## RECORDS PROVIDED
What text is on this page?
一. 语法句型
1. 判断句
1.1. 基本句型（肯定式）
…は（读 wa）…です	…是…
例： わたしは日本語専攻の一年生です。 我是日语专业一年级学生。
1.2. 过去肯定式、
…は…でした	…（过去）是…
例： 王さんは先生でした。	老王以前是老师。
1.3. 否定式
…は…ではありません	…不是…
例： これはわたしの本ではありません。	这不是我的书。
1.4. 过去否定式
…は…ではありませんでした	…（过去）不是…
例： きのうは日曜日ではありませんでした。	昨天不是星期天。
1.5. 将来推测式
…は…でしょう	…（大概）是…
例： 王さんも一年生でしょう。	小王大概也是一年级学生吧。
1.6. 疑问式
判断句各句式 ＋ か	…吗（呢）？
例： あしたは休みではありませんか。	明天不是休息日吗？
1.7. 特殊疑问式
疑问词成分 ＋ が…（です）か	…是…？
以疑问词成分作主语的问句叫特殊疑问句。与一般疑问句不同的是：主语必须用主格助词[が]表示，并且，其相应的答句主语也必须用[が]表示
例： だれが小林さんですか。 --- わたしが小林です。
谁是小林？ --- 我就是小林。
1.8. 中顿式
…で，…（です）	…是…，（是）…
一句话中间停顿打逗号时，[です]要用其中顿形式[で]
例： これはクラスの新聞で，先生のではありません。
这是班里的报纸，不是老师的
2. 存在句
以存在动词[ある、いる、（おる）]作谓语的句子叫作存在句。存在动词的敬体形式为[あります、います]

## STATED TASK
Repeat the data above, word for word.

## FULL SOLUTION
What text is on this page?
一. 语法句型
1. 判断句
1.1. 基本句型（肯定式）
…は（读 wa）…です	…是…
例： わたしは日本語専攻の一年生です。 我是日语专业一年级学生。
1.2. 过去肯定式、
…は…でした	…（过去）是…
例： 王さんは先生でした。	老王以前是老师。
1.3. 否定式
…は…ではありません	…不是…
例： これはわたしの本ではありません。	这不是我的书。
1.4. 过去否定式
…は…ではありませんでした	…（过去）不是…
例： きのうは日曜日ではありませんでした。	昨天不是星期天。
1.5. 将来推测式
…は…でしょう	…（大概）是…
例： 王さんも一年生でしょう。	小王大概也是一年级学生吧。
1.6. 疑问式
判断句各句式 ＋ か	…吗（呢）？
例： あしたは休みではありませんか。	明天不是休息日吗？
1.7. 特殊疑问式
疑问词成分 ＋ が…（です）か	…是…？
以疑问词成分作主语的问句叫特殊疑问句。与一般疑问句不同的是：主语必须用主格助词[が]表示，并且，其相应的答句主语也必须用[が]表示
例： だれが小林さんですか。 --- わたしが小林です。
谁是小林？ --- 我就是小林。
1.8. 中顿式
…で，…（です）	…是…，（是）…
一句话中间停顿打逗号时，[です]要用其中顿形式[で]
例： これはクラスの新聞で，先生のではありません。
这是班里的报纸，不是老师的
2. 存在句
以存在动词[ある、いる、（おる）]作谓语的句子叫作存在句。存在动词的敬体形式为[あります、います]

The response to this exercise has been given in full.